** Opening Data under study block **

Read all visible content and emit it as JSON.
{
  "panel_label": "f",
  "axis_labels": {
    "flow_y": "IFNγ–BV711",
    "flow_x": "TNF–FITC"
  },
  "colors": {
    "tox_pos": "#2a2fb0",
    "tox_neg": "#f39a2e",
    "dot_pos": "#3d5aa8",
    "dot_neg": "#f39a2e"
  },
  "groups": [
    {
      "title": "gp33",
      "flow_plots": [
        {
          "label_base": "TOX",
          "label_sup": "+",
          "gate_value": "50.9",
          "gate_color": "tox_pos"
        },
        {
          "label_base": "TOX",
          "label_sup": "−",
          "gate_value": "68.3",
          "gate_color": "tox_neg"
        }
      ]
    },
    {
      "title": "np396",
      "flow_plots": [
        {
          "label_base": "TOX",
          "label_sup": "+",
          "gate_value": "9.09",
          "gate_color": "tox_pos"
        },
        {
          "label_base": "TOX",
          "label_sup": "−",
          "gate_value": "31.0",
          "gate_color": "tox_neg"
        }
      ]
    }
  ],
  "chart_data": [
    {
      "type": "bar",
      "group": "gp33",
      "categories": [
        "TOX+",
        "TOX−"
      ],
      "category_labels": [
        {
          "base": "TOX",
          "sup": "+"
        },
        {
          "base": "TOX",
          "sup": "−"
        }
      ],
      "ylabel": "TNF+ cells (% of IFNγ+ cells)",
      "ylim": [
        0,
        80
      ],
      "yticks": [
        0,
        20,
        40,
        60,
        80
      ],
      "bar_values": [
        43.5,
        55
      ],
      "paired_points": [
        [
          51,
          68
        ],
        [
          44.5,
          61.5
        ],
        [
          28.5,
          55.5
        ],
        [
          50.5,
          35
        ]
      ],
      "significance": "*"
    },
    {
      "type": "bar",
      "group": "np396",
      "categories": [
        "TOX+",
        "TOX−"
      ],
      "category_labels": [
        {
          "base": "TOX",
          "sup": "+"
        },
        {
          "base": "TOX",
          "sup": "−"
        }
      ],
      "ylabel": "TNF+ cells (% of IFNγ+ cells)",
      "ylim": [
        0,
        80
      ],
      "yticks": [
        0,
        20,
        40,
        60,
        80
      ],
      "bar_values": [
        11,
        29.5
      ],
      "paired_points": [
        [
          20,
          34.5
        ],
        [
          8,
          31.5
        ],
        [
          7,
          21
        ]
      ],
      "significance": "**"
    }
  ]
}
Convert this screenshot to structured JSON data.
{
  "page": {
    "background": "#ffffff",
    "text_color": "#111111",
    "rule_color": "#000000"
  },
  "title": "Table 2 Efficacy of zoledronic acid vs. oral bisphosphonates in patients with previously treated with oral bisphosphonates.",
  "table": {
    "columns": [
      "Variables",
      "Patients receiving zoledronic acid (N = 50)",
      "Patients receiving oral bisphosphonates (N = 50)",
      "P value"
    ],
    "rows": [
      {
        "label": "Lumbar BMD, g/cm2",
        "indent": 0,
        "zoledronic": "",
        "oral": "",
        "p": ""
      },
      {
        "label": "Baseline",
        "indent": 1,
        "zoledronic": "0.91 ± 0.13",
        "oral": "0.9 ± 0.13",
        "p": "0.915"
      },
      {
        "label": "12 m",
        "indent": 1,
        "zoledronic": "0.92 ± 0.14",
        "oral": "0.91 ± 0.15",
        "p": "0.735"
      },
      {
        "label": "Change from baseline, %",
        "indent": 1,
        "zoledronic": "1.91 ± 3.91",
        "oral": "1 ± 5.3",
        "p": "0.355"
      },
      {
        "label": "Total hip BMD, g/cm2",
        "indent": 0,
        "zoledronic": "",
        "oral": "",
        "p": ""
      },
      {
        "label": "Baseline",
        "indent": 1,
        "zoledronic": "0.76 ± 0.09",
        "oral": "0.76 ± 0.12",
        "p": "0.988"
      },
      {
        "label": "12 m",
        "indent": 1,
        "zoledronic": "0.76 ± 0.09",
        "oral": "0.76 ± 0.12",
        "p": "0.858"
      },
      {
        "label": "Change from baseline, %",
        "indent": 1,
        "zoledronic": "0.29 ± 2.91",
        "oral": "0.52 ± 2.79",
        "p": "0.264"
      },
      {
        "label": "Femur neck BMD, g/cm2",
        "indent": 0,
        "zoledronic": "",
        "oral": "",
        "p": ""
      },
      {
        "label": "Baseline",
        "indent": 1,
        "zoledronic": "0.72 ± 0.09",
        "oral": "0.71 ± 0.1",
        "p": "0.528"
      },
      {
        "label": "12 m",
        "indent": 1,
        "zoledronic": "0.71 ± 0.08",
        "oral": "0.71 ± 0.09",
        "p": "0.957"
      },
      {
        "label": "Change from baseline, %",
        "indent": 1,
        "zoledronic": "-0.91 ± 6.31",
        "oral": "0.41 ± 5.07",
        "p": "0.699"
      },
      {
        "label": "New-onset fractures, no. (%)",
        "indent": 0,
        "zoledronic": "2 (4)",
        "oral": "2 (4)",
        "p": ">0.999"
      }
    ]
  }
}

** Closing Data under study block **

Problem details
Output all of the data again, exactly.

Exercise output
Read all visible content and emit it as JSON.
{
  "panel_label": "f",
  "axis_labels": {
    "flow_y": "IFNγ–BV711",
    "flow_x": "TNF–FITC"
  },
  "colors": {
    "tox_pos": "#2a2fb0",
    "tox_neg": "#f39a2e",
    "dot_pos": "#3d5aa8",
    "dot_neg": "#f39a2e"
  },
  "groups": [
    {
      "title": "gp33",
      "flow_plots": [
        {
          "label_base": "TOX",
          "label_sup": "+",
          "gate_value": "50.9",
          "gate_color": "tox_pos"
        },
        {
          "label_base": "TOX",
          "label_sup": "−",
          "gate_value": "68.3",
          "gate_color": "tox_neg"
        }
      ]
    },
    {
      "title": "np396",
      "flow_plots": [
        {
          "label_base": "TOX",
          "label_sup": "+",
          "gate_value": "9.09",
          "gate_color": "tox_pos"
        },
        {
          "label_base": "TOX",
          "label_sup": "−",
          "gate_value": "31.0",
          "gate_color": "tox_neg"
        }
      ]
    }
  ],
  "chart_data": [
    {
      "type": "bar",
      "group": "gp33",
      "categories": [
        "TOX+",
        "TOX−"
      ],
      "category_labels": [
        {
          "base": "TOX",
          "sup": "+"
        },
        {
          "base": "TOX",
          "sup": "−"
        }
      ],
      "ylabel": "TNF+ cells (% of IFNγ+ cells)",
      "ylim": [
        0,
        80
      ],
      "yticks": [
        0,
        20,
        40,
        60,
        80
      ],
      "bar_values": [
        43.5,
        55
      ],
      "paired_points": [
        [
          51,
          68
        ],
        [
          44.5,
          61.5
        ],
        [
          28.5,
          55.5
        ],
        [
          50.5,
          35
        ]
      ],
      "significance": "*"
    },
    {
      "type": "bar",
      "group": "np396",
      "categories": [
        "TOX+",
        "TOX−"
      ],
      "category_labels": [
        {
          "base": "TOX",
          "sup": "+"
        },
        {
          "base": "TOX",
          "sup": "−"
        }
      ],
      "ylabel": "TNF+ cells (% of IFNγ+ cells)",
      "ylim": [
        0,
        80
      ],
      "yticks": [
        0,
        20,
        40,
        60,
        80
      ],
      "bar_values": [
        11,
        29.5
      ],
      "paired_points": [
        [
          20,
          34.5
        ],
        [
          8,
          31.5
        ],
        [
          7,
          21
        ]
      ],
      "significance": "**"
    }
  ]
}
Convert this screenshot to structured JSON data.
{
  "page": {
    "background": "#ffffff",
    "text_color": "#111111",
    "rule_color": "#000000"
  },
  "title": "Table 2 Efficacy of zoledronic acid vs. oral bisphosphonates in patients with previously treated with oral bisphosphonates.",
  "table": {
    "columns": [
      "Variables",
      "Patients receiving zoledronic acid (N = 50)",
      "Patients receiving oral bisphosphonates (N = 50)",
      "P value"
    ],
    "rows": [
      {
        "label": "Lumbar BMD, g/cm2",
        "indent": 0,
        "zoledronic": "",
        "oral": "",
        "p": ""
      },
      {
        "label": "Baseline",
        "indent": 1,
        "zoledronic": "0.91 ± 0.13",
        "oral": "0.9 ± 0.13",
        "p": "0.915"
      },
      {
        "label": "12 m",
        "indent": 1,
        "zoledronic": "0.92 ± 0.14",
        "oral": "0.91 ± 0.15",
        "p": "0.735"
      },
      {
        "label": "Change from baseline, %",
        "indent": 1,
        "zoledronic": "1.91 ± 3.91",
        "oral": "1 ± 5.3",
        "p": "0.355"
      },
      {
        "label": "Total hip BMD, g/cm2",
        "indent": 0,
        "zoledronic": "",
        "oral": "",
        "p": ""
      },
      {
        "label": "Baseline",
        "indent": 1,
        "zoledronic": "0.76 ± 0.09",
        "oral": "0.76 ± 0.12",
        "p": "0.988"
      },
      {
        "label": "12 m",
        "indent": 1,
        "zoledronic": "0.76 ± 0.09",
        "oral": "0.76 ± 0.12",
        "p": "0.858"
      },
      {
        "label": "Change from baseline, %",
        "indent": 1,
        "zoledronic": "0.29 ± 2.91",
        "oral": "0.52 ± 2.79",
        "p": "0.264"
      },
      {
        "label": "Femur neck BMD, g/cm2",
        "indent": 0,
        "zoledronic": "",
        "oral": "",
        "p": ""
      },
      {
        "label": "Baseline",
        "indent": 1,
        "zoledronic": "0.72 ± 0.09",
        "oral": "0.71 ± 0.1",
        "p": "0.528"
      },
      {
        "label": "12 m",
        "indent": 1,
        "zoledronic": "0.71 ± 0.08",
        "oral": "0.71 ± 0.09",
        "p": "0.957"
      },
      {
        "label": "Change from baseline, %",
        "indent": 1,
        "zoledronic": "-0.91 ± 6.31",
        "oral": "0.41 ± 5.07",
        "p": "0.699"
      },
      {
        "label": "New-onset fractures, no. (%)",
        "indent": 0,
        "zoledronic": "2 (4)",
        "oral": "2 (4)",
        "p": ">0.999"
      }
    ]
  }
}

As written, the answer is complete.